Data records
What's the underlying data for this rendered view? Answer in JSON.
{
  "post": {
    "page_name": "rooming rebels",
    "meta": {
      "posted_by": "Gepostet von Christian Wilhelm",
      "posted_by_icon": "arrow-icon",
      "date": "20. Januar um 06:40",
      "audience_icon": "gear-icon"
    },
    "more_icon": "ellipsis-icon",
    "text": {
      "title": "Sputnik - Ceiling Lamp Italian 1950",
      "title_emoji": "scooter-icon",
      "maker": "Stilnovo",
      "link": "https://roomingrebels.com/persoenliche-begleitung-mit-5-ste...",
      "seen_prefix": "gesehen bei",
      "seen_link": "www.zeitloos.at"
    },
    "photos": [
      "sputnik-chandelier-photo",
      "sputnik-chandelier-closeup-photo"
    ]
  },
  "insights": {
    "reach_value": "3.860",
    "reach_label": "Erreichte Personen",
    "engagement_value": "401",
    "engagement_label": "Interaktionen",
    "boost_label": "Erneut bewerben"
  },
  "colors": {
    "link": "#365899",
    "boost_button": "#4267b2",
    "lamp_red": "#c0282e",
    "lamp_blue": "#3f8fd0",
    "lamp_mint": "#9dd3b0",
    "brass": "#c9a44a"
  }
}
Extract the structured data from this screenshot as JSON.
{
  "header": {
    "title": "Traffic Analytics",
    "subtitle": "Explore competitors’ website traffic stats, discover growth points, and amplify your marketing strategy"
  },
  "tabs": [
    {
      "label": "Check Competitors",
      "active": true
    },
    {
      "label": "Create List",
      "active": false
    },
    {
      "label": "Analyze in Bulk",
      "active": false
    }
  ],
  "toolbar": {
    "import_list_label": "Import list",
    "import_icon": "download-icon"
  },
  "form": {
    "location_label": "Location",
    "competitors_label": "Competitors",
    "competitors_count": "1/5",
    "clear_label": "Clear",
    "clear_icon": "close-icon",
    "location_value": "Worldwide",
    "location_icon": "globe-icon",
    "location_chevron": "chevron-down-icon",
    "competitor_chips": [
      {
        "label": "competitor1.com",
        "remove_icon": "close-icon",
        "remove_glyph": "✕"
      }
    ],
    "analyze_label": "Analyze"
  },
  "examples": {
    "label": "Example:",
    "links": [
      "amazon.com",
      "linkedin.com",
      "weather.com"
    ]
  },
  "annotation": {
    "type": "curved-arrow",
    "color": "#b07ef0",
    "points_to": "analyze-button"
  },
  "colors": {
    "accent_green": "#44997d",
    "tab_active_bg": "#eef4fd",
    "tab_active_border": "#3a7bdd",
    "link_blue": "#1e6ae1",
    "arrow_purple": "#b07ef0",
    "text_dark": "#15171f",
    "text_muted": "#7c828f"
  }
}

DIRECTIONS - Please reproduce every line of the material word for word.

REPLY -
What's the underlying data for this rendered view? Answer in JSON.
{
  "post": {
    "page_name": "rooming rebels",
    "meta": {
      "posted_by": "Gepostet von Christian Wilhelm",
      "posted_by_icon": "arrow-icon",
      "date": "20. Januar um 06:40",
      "audience_icon": "gear-icon"
    },
    "more_icon": "ellipsis-icon",
    "text": {
      "title": "Sputnik - Ceiling Lamp Italian 1950",
      "title_emoji": "scooter-icon",
      "maker": "Stilnovo",
      "link": "https://roomingrebels.com/persoenliche-begleitung-mit-5-ste...",
      "seen_prefix": "gesehen bei",
      "seen_link": "www.zeitloos.at"
    },
    "photos": [
      "sputnik-chandelier-photo",
      "sputnik-chandelier-closeup-photo"
    ]
  },
  "insights": {
    "reach_value": "3.860",
    "reach_label": "Erreichte Personen",
    "engagement_value": "401",
    "engagement_label": "Interaktionen",
    "boost_label": "Erneut bewerben"
  },
  "colors": {
    "link": "#365899",
    "boost_button": "#4267b2",
    "lamp_red": "#c0282e",
    "lamp_blue": "#3f8fd0",
    "lamp_mint": "#9dd3b0",
    "brass": "#c9a44a"
  }
}
Extract the structured data from this screenshot as JSON.
{
  "header": {
    "title": "Traffic Analytics",
    "subtitle": "Explore competitors’ website traffic stats, discover growth points, and amplify your marketing strategy"
  },
  "tabs": [
    {
      "label": "Check Competitors",
      "active": true
    },
    {
      "label": "Create List",
      "active": false
    },
    {
      "label": "Analyze in Bulk",
      "active": false
    }
  ],
  "toolbar": {
    "import_list_label": "Import list",
    "import_icon": "download-icon"
  },
  "form": {
    "location_label": "Location",
    "competitors_label": "Competitors",
    "competitors_count": "1/5",
    "clear_label": "Clear",
    "clear_icon": "close-icon",
    "location_value": "Worldwide",
    "location_icon": "globe-icon",
    "location_chevron": "chevron-down-icon",
    "competitor_chips": [
      {
        "label": "competitor1.com",
        "remove_icon": "close-icon",
        "remove_glyph": "✕"
      }
    ],
    "analyze_label": "Analyze"
  },
  "examples": {
    "label": "Example:",
    "links": [
      "amazon.com",
      "linkedin.com",
      "weather.com"
    ]
  },
  "annotation": {
    "type": "curved-arrow",
    "color": "#b07ef0",
    "points_to": "analyze-button"
  },
  "colors": {
    "accent_green": "#44997d",
    "tab_active_bg": "#eef4fd",
    "tab_active_border": "#3a7bdd",
    "link_blue": "#1e6ae1",
    "arrow_purple": "#b07ef0",
    "text_dark": "#15171f",
    "text_muted": "#7c828f"
  }
}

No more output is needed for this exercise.